> BRIEF
Select the lines below containing the word "Cart".

## START INPUT DATA

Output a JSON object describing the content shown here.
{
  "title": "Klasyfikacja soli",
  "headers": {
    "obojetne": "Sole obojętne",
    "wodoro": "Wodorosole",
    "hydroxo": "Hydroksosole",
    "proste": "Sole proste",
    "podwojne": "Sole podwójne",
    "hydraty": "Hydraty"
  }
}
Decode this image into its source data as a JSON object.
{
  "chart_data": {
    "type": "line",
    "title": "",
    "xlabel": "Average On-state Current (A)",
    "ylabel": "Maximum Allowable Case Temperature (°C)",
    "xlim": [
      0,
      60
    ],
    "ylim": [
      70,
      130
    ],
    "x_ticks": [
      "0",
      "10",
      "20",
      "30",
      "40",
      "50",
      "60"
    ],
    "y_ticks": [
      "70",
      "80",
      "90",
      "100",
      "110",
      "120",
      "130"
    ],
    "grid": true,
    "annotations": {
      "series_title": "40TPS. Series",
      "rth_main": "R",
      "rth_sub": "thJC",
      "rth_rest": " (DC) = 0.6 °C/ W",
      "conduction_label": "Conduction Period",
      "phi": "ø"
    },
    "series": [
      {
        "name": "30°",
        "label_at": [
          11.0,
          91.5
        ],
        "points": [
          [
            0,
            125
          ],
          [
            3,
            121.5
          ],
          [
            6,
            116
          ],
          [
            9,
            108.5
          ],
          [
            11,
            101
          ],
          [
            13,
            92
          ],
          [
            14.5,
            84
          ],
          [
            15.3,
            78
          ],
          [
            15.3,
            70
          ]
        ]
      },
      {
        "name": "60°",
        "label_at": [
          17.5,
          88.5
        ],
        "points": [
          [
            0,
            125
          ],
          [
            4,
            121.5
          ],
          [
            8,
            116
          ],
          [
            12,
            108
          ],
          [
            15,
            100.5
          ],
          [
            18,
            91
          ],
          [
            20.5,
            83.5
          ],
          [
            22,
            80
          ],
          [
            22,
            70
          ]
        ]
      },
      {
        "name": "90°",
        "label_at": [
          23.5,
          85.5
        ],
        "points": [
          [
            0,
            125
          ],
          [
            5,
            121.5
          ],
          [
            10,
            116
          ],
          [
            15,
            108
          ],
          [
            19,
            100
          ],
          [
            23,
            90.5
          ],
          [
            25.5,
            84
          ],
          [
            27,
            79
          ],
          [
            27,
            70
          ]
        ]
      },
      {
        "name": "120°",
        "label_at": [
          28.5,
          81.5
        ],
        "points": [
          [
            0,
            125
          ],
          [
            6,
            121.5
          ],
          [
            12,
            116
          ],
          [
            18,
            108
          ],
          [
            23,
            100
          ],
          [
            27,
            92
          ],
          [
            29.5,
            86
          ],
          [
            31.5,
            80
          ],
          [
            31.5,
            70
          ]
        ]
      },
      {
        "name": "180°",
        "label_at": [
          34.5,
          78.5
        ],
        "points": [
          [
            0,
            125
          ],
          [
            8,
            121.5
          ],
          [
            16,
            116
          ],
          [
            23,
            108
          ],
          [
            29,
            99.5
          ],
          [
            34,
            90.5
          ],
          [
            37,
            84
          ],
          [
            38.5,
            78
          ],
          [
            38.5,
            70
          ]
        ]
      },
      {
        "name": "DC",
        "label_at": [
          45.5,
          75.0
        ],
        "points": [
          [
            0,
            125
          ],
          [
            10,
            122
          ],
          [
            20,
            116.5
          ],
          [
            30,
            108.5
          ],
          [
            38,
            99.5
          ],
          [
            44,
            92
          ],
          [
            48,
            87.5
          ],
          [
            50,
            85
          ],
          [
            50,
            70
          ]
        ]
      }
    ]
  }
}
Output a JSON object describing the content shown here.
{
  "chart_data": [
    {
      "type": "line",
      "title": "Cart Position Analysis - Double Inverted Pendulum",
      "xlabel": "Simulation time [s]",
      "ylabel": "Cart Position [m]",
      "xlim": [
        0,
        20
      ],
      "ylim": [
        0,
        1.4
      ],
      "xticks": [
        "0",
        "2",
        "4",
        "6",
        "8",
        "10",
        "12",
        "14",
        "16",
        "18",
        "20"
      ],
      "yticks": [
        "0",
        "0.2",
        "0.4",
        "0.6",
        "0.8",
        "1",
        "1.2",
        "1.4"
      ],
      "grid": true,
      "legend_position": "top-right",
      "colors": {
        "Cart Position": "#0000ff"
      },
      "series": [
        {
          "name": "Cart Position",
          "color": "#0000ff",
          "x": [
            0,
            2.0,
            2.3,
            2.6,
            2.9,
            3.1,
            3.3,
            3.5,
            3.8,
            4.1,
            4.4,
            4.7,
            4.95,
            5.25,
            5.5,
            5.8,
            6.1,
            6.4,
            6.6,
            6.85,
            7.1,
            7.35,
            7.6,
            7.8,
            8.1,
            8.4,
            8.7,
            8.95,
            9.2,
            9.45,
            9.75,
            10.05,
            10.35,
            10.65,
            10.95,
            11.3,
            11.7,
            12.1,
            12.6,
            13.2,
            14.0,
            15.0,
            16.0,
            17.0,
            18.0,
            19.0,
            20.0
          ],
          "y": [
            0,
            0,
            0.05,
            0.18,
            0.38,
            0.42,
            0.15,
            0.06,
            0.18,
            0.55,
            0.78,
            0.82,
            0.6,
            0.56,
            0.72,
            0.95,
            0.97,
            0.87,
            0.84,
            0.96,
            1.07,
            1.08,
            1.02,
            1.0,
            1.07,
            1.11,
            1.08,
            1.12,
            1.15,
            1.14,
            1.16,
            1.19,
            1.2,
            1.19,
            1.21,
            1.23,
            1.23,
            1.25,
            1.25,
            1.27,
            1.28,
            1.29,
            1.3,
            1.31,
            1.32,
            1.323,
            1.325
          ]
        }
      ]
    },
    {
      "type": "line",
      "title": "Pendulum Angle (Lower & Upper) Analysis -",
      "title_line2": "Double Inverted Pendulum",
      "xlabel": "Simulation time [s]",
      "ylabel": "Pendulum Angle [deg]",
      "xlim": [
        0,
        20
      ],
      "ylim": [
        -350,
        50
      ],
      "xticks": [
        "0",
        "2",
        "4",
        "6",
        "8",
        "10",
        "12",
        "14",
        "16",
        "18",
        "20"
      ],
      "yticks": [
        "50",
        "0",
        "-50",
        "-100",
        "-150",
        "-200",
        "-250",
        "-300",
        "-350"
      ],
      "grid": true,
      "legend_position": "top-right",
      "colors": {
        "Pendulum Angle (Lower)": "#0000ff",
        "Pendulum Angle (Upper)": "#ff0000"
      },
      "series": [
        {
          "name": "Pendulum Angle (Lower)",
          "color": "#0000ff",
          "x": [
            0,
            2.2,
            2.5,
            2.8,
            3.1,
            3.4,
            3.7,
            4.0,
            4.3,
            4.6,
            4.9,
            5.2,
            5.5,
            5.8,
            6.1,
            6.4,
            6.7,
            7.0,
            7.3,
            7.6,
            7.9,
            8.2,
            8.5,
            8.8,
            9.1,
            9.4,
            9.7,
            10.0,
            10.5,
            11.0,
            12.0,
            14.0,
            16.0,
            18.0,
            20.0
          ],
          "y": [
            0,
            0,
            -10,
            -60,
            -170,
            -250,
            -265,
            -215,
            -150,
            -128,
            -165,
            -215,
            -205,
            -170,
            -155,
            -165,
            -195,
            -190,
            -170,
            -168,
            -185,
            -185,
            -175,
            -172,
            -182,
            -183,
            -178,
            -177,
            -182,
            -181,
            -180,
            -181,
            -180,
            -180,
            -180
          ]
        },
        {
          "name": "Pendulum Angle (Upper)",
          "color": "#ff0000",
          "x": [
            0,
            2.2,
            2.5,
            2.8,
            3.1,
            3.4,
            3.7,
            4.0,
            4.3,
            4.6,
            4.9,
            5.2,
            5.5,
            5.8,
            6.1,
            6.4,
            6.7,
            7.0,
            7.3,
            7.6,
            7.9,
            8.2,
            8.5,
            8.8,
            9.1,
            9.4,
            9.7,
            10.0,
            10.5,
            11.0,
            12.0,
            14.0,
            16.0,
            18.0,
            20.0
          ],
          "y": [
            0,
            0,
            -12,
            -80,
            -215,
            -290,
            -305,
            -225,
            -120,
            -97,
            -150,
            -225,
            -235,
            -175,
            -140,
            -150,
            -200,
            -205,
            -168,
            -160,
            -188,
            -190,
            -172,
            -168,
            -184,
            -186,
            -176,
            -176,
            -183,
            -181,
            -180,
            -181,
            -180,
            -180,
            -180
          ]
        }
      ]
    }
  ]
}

## END INPUT DATA

> RESULT
      "title": "Cart Position Analysis - Double Inverted Pendulum",
      "ylabel": "Cart Position [m]",
        "Cart Position": "#0000ff"
          "name": "Cart Position",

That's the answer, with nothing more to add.